- Dataset entries -
--- START ---

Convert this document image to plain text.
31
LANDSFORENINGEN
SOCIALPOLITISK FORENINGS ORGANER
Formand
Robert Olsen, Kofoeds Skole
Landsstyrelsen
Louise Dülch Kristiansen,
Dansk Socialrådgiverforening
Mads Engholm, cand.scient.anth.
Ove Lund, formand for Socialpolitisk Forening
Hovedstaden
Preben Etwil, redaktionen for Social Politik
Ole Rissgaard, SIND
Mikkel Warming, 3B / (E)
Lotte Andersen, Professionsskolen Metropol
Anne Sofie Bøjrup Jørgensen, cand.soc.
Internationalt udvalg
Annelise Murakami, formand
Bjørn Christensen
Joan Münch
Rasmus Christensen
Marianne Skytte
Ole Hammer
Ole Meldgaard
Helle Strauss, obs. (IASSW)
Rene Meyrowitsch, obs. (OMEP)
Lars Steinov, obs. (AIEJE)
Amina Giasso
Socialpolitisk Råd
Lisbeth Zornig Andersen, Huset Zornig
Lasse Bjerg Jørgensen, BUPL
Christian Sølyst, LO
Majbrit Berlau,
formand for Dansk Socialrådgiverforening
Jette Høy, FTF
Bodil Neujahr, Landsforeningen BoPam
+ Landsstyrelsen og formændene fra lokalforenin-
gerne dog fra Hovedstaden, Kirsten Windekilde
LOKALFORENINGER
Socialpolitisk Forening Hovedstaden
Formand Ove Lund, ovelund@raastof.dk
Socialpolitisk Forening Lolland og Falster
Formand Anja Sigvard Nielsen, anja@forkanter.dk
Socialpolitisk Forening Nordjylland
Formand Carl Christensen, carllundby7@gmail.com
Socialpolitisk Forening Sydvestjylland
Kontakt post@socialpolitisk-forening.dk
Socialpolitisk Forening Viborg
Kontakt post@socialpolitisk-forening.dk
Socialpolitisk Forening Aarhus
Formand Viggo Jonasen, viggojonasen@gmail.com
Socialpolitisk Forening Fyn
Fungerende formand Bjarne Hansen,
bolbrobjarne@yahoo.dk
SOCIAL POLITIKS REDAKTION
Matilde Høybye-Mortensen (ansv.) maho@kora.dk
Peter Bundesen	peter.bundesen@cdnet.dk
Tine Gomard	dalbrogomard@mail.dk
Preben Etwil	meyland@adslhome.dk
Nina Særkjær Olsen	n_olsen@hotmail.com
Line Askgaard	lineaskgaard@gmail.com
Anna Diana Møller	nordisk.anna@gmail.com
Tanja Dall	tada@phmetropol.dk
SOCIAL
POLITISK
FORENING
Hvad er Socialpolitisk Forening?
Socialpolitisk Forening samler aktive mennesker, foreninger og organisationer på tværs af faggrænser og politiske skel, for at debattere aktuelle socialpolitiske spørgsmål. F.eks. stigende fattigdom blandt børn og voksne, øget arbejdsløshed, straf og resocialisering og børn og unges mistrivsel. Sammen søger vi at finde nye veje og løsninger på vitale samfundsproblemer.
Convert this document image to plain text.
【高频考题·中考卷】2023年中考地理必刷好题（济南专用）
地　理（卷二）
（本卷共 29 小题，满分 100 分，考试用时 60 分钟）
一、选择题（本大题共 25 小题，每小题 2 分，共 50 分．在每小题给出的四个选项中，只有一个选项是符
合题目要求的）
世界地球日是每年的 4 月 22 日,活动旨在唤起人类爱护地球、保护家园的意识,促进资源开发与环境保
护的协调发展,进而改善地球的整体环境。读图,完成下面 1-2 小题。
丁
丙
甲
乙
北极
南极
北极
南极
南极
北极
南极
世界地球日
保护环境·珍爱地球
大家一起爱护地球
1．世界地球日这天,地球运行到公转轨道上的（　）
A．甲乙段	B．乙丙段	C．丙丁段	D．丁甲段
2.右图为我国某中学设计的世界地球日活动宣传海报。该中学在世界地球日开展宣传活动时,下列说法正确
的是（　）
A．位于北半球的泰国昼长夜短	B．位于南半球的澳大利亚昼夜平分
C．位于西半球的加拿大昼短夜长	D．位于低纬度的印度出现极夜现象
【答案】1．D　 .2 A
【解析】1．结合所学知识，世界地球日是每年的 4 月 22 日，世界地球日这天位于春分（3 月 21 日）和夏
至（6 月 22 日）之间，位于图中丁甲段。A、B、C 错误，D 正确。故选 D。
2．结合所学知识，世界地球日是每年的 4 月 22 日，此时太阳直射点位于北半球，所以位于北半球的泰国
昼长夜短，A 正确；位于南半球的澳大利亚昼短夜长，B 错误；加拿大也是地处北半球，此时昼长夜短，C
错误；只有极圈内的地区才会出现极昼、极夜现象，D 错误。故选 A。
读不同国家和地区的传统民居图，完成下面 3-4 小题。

--- END ---
--- START ---

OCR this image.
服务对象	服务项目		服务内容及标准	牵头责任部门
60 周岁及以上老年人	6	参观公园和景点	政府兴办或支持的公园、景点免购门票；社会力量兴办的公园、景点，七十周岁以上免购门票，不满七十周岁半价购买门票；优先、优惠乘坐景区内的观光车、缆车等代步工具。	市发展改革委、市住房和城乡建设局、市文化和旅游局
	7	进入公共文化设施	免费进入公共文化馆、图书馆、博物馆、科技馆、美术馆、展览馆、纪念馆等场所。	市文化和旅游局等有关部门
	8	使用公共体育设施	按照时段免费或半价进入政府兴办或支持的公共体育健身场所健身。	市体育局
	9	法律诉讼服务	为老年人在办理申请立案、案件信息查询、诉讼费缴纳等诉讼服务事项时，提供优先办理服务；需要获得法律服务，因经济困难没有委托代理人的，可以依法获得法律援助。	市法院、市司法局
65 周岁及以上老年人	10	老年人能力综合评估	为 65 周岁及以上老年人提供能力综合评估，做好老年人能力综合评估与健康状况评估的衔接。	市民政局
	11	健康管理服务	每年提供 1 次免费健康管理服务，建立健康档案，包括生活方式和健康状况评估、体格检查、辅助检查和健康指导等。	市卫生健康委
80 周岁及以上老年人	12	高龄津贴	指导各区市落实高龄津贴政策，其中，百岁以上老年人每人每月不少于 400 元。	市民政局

--- END ---

- Exercise directions -
From the records given above, copy all lines containing "Olsen".

- Output of the task -
Robert Olsen, Kofoeds Skole
Nina Særkjær Olsen	n_olsen@hotmail.com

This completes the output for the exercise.